_TASK PROMPT_: Scan the entries below for the word "erhält". Copy each line that has it.
· · · · · · ·
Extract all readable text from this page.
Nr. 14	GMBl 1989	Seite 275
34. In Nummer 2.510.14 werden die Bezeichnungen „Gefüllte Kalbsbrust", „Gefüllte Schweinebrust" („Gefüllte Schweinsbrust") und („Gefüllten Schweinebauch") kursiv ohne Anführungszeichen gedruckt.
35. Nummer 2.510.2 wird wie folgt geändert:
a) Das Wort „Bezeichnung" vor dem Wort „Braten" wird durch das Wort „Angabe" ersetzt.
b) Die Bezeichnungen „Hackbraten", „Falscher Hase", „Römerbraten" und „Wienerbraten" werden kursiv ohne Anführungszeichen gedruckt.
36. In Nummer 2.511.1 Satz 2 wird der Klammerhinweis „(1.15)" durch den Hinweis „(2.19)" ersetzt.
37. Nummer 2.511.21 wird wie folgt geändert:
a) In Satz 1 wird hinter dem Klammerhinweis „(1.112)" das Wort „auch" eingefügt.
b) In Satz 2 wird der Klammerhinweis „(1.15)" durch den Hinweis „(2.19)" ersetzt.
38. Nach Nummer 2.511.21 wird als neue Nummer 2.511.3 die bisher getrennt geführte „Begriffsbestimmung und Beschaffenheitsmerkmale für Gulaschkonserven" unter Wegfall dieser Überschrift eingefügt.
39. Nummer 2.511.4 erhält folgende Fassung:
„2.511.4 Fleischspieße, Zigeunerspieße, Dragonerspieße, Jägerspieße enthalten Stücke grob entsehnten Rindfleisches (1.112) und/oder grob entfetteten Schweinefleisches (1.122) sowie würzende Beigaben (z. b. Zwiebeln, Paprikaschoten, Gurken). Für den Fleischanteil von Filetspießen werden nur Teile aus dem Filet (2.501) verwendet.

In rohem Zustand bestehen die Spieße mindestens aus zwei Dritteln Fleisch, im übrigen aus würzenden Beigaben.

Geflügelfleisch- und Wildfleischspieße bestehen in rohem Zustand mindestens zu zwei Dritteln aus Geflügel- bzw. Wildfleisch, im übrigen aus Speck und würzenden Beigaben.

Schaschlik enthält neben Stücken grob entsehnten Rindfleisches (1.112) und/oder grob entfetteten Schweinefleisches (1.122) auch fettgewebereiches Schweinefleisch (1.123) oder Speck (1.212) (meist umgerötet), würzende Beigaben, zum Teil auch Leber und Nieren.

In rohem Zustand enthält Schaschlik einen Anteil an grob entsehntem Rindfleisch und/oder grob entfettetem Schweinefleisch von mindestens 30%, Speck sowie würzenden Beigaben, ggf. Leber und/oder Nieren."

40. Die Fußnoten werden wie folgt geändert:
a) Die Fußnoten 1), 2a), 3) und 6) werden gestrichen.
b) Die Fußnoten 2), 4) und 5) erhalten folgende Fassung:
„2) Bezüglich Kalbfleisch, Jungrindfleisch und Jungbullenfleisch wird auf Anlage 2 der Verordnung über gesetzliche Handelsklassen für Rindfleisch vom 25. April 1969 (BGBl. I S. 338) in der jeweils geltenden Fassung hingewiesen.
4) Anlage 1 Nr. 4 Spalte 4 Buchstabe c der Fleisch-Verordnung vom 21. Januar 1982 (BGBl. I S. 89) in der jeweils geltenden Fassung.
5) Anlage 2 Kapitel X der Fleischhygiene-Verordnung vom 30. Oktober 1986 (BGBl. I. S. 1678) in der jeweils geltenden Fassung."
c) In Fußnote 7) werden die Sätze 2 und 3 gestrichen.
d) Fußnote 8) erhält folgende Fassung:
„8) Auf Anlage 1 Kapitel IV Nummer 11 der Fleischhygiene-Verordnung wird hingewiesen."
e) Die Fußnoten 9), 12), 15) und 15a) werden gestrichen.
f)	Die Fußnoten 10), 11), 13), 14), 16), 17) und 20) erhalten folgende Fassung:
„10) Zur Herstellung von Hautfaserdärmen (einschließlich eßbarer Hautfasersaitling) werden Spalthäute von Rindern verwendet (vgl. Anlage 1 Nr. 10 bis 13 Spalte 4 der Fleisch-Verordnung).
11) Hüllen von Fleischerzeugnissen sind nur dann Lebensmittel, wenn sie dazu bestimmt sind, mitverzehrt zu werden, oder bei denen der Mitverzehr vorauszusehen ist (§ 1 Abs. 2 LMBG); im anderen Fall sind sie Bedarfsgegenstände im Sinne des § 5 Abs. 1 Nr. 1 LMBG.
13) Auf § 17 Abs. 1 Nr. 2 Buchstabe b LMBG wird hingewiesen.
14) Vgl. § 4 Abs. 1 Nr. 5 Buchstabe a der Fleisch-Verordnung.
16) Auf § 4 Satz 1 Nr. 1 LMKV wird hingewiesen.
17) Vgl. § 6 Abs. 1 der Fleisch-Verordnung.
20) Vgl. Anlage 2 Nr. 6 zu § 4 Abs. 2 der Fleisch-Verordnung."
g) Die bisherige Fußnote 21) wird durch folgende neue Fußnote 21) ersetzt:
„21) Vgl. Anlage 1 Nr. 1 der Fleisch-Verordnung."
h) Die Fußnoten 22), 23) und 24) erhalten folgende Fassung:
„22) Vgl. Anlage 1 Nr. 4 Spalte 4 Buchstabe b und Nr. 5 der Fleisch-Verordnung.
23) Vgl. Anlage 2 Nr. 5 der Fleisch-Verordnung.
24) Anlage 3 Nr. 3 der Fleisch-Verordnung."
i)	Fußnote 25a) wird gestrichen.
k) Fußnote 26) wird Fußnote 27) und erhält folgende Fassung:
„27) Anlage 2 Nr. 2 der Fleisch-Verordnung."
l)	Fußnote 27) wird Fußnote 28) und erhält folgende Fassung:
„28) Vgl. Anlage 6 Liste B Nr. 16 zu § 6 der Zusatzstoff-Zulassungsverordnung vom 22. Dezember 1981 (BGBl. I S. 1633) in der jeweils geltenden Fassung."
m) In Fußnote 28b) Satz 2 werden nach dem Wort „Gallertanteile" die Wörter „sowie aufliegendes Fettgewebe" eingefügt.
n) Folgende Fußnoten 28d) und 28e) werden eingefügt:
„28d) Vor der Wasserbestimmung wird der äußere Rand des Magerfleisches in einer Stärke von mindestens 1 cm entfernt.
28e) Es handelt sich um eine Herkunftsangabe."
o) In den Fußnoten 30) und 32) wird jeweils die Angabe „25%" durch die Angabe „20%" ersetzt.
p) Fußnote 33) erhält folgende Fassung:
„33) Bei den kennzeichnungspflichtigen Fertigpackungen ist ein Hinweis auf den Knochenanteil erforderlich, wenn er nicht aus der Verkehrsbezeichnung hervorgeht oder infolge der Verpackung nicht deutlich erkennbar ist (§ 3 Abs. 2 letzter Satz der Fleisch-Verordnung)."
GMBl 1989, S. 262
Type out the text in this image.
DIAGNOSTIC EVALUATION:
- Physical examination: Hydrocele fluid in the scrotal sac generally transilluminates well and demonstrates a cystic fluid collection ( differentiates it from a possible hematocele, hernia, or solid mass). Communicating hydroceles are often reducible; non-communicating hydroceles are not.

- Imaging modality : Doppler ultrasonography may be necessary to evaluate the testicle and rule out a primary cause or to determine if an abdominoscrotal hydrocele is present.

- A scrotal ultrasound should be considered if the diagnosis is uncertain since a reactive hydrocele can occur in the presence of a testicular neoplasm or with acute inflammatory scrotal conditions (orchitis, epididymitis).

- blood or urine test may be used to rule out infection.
· · · · · · ·
_ANSWER TO THIS EXERCISE_:
39. Nummer 2.511.4 erhält folgende Fassung:
d) Fußnote 8) erhält folgende Fassung:
k) Fußnote 26) wird Fußnote 27) und erhält folgende Fassung:
l)	Fußnote 27) wird Fußnote 28) und erhält folgende Fassung:
p) Fußnote 33) erhält folgende Fassung:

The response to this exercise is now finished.